**PROVIDED ENTRIES**
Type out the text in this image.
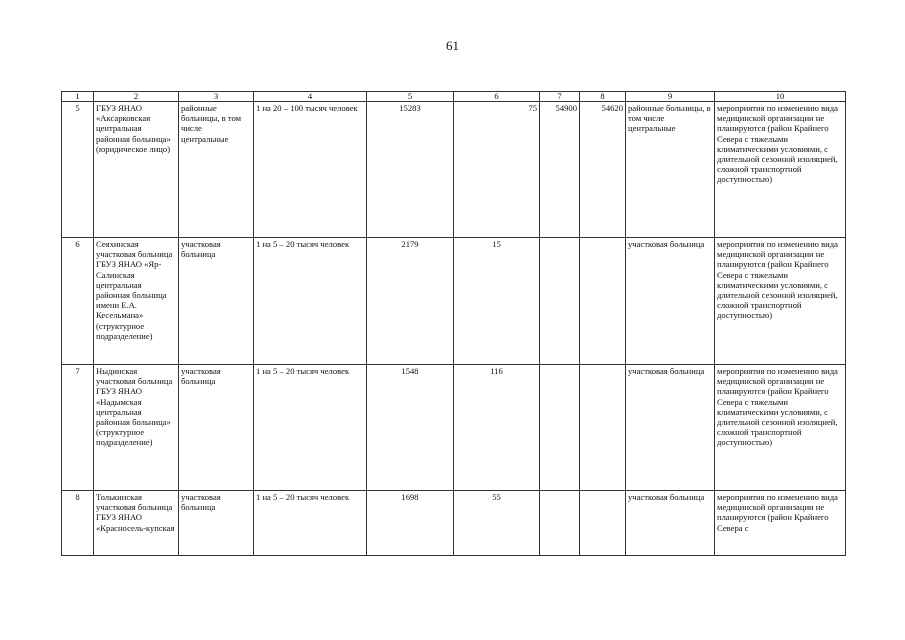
61
1	2	3	4	5	6	7	8	9	10
5	ГБУЗ ЯНАО «Аксарковская центральная районная больница» (юридическое лицо)	районные больницы, в том числе центральные	1 на 20 – 100 тысяч человек	15283	75	54900	54620	районные больницы, в том числе центральные	мероприятия по изменению вида медицинской организации не планируются (район Крайнего Севера с тяжелыми климатическими условиями, с длительной сезонной изоляцией, сложной транспортной доступностью)
6	Сеяхинская участковая больница ГБУЗ ЯНАО «Яр-Салинская центральная районная больница имени Е.А. Кесельмана» (структурное подразделение)	участковая больница	1 на 5 – 20 тысяч человек	2179	15			участковая больница	мероприятия по изменению вида медицинской организации не планируются (район Крайнего Севера с тяжелыми климатическими условиями, с длительной сезонной изоляцией, сложной транспортной доступностью)
7	Ныдинская участковая больница ГБУЗ ЯНАО «Надымская центральная районная больница» (структурное подразделение)	участковая больница	1 на 5 – 20 тысяч человек	1548	116			участковая больница	мероприятия по изменению вида медицинской организации не планируются (район Крайнего Севера с тяжелыми климатическими условиями, с длительной сезонной изоляцией, сложной транспортной доступностью)
8	Толькинская участковая больница ГБУЗ ЯНАО «Красносель-купская	участковая больница	1 на 5 – 20 тысяч человек	1698	55			участковая больница	мероприятия по изменению вида медицинской организации не планируются (район Крайнего Севера с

**PROBLEM TO SOLVE**
The material above holds pictures; copy everything else in it exactly.

**WRITTEN ANSWER**
Type out the text in this image.
61
1	2	3	4	5	6	7	8	9	10
5	ГБУЗ ЯНАО «Аксарковская центральная районная больница» (юридическое лицо)	районные больницы, в том числе центральные	1 на 20 – 100 тысяч человек	15283	75	54900	54620	районные больницы, в том числе центральные	мероприятия по изменению вида медицинской организации не планируются (район Крайнего Севера с тяжелыми климатическими условиями, с длительной сезонной изоляцией, сложной транспортной доступностью)
6	Сеяхинская участковая больница ГБУЗ ЯНАО «Яр-Салинская центральная районная больница имени Е.А. Кесельмана» (структурное подразделение)	участковая больница	1 на 5 – 20 тысяч человек	2179	15			участковая больница	мероприятия по изменению вида медицинской организации не планируются (район Крайнего Севера с тяжелыми климатическими условиями, с длительной сезонной изоляцией, сложной транспортной доступностью)
7	Ныдинская участковая больница ГБУЗ ЯНАО «Надымская центральная районная больница» (структурное подразделение)	участковая больница	1 на 5 – 20 тысяч человек	1548	116			участковая больница	мероприятия по изменению вида медицинской организации не планируются (район Крайнего Севера с тяжелыми климатическими условиями, с длительной сезонной изоляцией, сложной транспортной доступностью)
8	Толькинская участковая больница ГБУЗ ЯНАО «Красносель-купская	участковая больница	1 на 5 – 20 тысяч человек	1698	55			участковая больница	мероприятия по изменению вида медицинской организации не планируются (район Крайнего Севера с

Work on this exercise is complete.